*Task requirements:*
Reproduce every line of the material below, but drop the pictures.

*Data provided:*
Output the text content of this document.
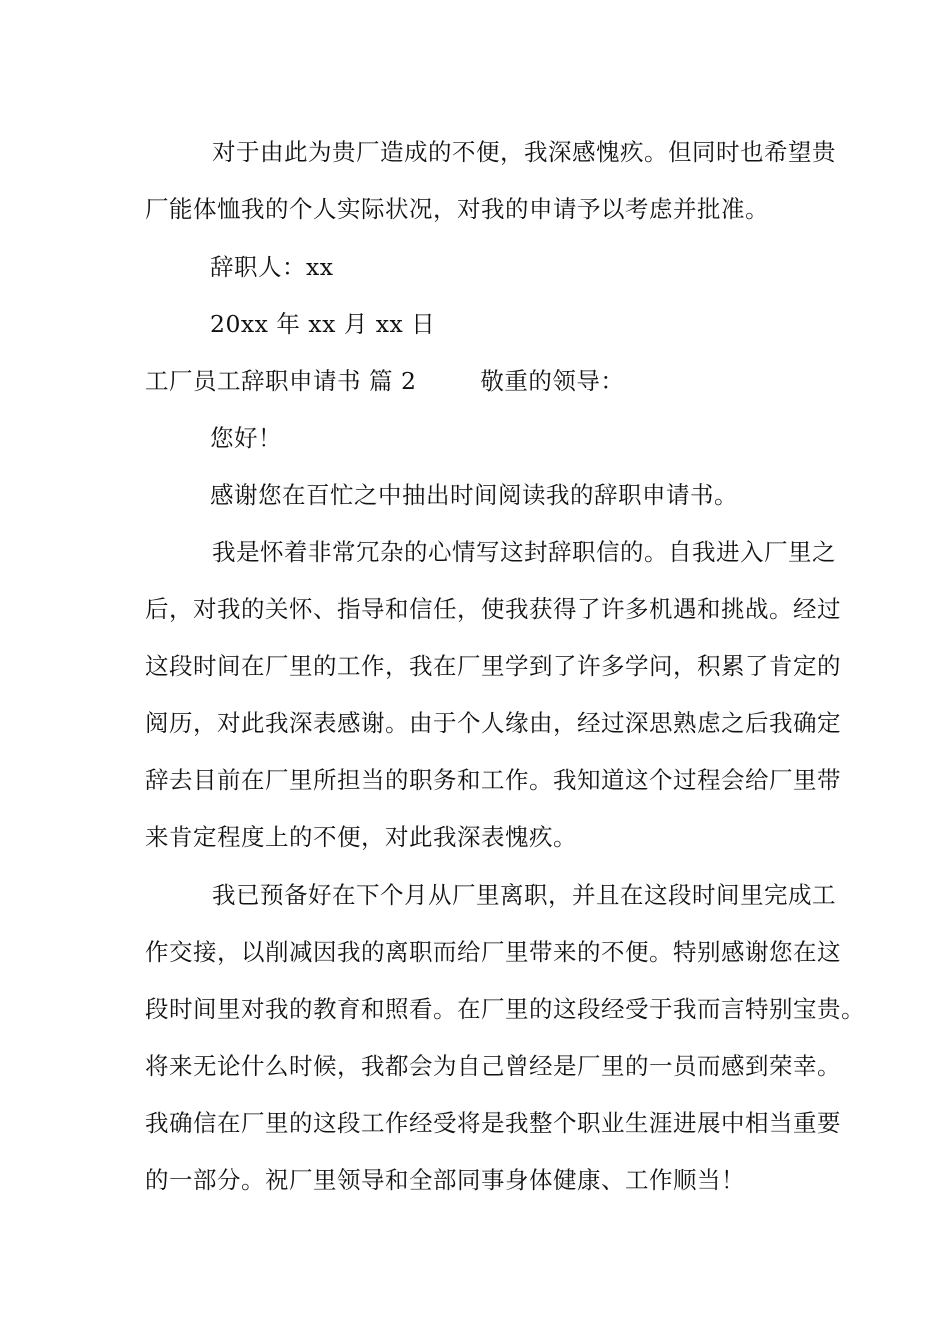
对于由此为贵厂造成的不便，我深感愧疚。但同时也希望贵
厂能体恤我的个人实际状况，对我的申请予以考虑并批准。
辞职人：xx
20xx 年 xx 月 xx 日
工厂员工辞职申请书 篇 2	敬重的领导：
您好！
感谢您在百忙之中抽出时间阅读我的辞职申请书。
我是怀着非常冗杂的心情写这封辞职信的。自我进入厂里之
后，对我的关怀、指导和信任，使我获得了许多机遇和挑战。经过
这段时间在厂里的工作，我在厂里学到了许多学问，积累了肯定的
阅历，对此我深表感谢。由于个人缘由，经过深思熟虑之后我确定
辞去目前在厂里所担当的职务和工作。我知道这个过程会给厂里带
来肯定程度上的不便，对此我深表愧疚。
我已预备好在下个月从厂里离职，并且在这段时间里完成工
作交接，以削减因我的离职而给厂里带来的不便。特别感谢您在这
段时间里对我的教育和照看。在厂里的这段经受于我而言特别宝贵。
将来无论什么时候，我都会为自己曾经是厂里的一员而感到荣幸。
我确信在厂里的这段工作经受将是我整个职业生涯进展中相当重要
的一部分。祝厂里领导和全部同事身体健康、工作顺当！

*Solution for this exercise:*
Output the text content of this document.
对于由此为贵厂造成的不便，我深感愧疚。但同时也希望贵
厂能体恤我的个人实际状况，对我的申请予以考虑并批准。
辞职人：xx
20xx 年 xx 月 xx 日
工厂员工辞职申请书 篇 2	敬重的领导：
您好！
感谢您在百忙之中抽出时间阅读我的辞职申请书。
我是怀着非常冗杂的心情写这封辞职信的。自我进入厂里之
后，对我的关怀、指导和信任，使我获得了许多机遇和挑战。经过
这段时间在厂里的工作，我在厂里学到了许多学问，积累了肯定的
阅历，对此我深表感谢。由于个人缘由，经过深思熟虑之后我确定
辞去目前在厂里所担当的职务和工作。我知道这个过程会给厂里带
来肯定程度上的不便，对此我深表愧疚。
我已预备好在下个月从厂里离职，并且在这段时间里完成工
作交接，以削减因我的离职而给厂里带来的不便。特别感谢您在这
段时间里对我的教育和照看。在厂里的这段经受于我而言特别宝贵。
将来无论什么时候，我都会为自己曾经是厂里的一员而感到荣幸。
我确信在厂里的这段工作经受将是我整个职业生涯进展中相当重要
的一部分。祝厂里领导和全部同事身体健康、工作顺当！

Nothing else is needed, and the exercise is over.